Material provided start

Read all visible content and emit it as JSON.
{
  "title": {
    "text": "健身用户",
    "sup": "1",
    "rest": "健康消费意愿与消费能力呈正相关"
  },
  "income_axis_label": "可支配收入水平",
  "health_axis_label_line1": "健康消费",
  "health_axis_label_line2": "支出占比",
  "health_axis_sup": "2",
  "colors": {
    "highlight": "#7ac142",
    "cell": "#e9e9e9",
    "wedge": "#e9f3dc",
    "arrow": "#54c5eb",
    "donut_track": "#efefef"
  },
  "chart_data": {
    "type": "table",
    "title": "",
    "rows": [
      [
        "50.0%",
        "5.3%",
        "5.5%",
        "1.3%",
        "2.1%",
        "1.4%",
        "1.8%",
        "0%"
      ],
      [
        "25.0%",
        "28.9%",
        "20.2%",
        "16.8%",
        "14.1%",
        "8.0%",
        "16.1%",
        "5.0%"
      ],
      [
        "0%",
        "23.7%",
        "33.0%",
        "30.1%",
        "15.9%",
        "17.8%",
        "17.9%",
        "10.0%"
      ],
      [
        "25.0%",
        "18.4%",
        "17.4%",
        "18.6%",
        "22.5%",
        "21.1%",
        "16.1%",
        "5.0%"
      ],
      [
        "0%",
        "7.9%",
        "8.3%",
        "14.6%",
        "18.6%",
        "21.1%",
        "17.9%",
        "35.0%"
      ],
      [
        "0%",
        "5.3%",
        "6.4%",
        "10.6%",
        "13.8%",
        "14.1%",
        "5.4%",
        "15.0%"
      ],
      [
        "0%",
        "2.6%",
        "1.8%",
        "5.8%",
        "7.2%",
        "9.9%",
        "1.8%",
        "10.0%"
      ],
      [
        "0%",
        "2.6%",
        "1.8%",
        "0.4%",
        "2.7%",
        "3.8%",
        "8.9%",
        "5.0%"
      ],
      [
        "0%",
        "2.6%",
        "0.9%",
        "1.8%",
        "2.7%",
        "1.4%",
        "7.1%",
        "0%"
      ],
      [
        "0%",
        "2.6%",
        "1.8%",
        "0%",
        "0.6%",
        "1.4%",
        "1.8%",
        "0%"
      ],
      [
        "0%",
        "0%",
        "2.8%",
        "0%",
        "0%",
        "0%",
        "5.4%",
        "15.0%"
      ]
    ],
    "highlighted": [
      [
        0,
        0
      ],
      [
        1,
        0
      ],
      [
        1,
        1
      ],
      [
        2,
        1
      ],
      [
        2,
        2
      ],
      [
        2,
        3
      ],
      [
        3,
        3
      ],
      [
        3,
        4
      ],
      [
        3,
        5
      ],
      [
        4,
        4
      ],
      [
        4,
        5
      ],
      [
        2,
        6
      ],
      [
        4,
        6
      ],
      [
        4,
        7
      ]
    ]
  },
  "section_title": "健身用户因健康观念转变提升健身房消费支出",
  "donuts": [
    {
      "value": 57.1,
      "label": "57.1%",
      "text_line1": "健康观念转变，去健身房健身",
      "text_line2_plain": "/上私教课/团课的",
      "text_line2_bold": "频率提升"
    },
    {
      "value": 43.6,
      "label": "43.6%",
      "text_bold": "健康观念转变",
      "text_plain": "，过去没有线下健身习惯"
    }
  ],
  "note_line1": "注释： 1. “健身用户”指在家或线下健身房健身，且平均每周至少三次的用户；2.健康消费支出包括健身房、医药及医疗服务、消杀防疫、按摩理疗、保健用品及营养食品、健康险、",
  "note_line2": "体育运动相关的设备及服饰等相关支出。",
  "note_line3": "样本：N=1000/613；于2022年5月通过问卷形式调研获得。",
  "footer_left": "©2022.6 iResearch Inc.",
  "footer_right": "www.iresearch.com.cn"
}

Material provided end

All of the entries should be written out again exactly.

Solution:
Read all visible content and emit it as JSON.
{
  "title": {
    "text": "健身用户",
    "sup": "1",
    "rest": "健康消费意愿与消费能力呈正相关"
  },
  "income_axis_label": "可支配收入水平",
  "health_axis_label_line1": "健康消费",
  "health_axis_label_line2": "支出占比",
  "health_axis_sup": "2",
  "colors": {
    "highlight": "#7ac142",
    "cell": "#e9e9e9",
    "wedge": "#e9f3dc",
    "arrow": "#54c5eb",
    "donut_track": "#efefef"
  },
  "chart_data": {
    "type": "table",
    "title": "",
    "rows": [
      [
        "50.0%",
        "5.3%",
        "5.5%",
        "1.3%",
        "2.1%",
        "1.4%",
        "1.8%",
        "0%"
      ],
      [
        "25.0%",
        "28.9%",
        "20.2%",
        "16.8%",
        "14.1%",
        "8.0%",
        "16.1%",
        "5.0%"
      ],
      [
        "0%",
        "23.7%",
        "33.0%",
        "30.1%",
        "15.9%",
        "17.8%",
        "17.9%",
        "10.0%"
      ],
      [
        "25.0%",
        "18.4%",
        "17.4%",
        "18.6%",
        "22.5%",
        "21.1%",
        "16.1%",
        "5.0%"
      ],
      [
        "0%",
        "7.9%",
        "8.3%",
        "14.6%",
        "18.6%",
        "21.1%",
        "17.9%",
        "35.0%"
      ],
      [
        "0%",
        "5.3%",
        "6.4%",
        "10.6%",
        "13.8%",
        "14.1%",
        "5.4%",
        "15.0%"
      ],
      [
        "0%",
        "2.6%",
        "1.8%",
        "5.8%",
        "7.2%",
        "9.9%",
        "1.8%",
        "10.0%"
      ],
      [
        "0%",
        "2.6%",
        "1.8%",
        "0.4%",
        "2.7%",
        "3.8%",
        "8.9%",
        "5.0%"
      ],
      [
        "0%",
        "2.6%",
        "0.9%",
        "1.8%",
        "2.7%",
        "1.4%",
        "7.1%",
        "0%"
      ],
      [
        "0%",
        "2.6%",
        "1.8%",
        "0%",
        "0.6%",
        "1.4%",
        "1.8%",
        "0%"
      ],
      [
        "0%",
        "0%",
        "2.8%",
        "0%",
        "0%",
        "0%",
        "5.4%",
        "15.0%"
      ]
    ],
    "highlighted": [
      [
        0,
        0
      ],
      [
        1,
        0
      ],
      [
        1,
        1
      ],
      [
        2,
        1
      ],
      [
        2,
        2
      ],
      [
        2,
        3
      ],
      [
        3,
        3
      ],
      [
        3,
        4
      ],
      [
        3,
        5
      ],
      [
        4,
        4
      ],
      [
        4,
        5
      ],
      [
        2,
        6
      ],
      [
        4,
        6
      ],
      [
        4,
        7
      ]
    ]
  },
  "section_title": "健身用户因健康观念转变提升健身房消费支出",
  "donuts": [
    {
      "value": 57.1,
      "label": "57.1%",
      "text_line1": "健康观念转变，去健身房健身",
      "text_line2_plain": "/上私教课/团课的",
      "text_line2_bold": "频率提升"
    },
    {
      "value": 43.6,
      "label": "43.6%",
      "text_bold": "健康观念转变",
      "text_plain": "，过去没有线下健身习惯"
    }
  ],
  "note_line1": "注释： 1. “健身用户”指在家或线下健身房健身，且平均每周至少三次的用户；2.健康消费支出包括健身房、医药及医疗服务、消杀防疫、按摩理疗、保健用品及营养食品、健康险、",
  "note_line2": "体育运动相关的设备及服饰等相关支出。",
  "note_line3": "样本：N=1000/613；于2022年5月通过问卷形式调研获得。",
  "footer_left": "©2022.6 iResearch Inc.",
  "footer_right": "www.iresearch.com.cn"
}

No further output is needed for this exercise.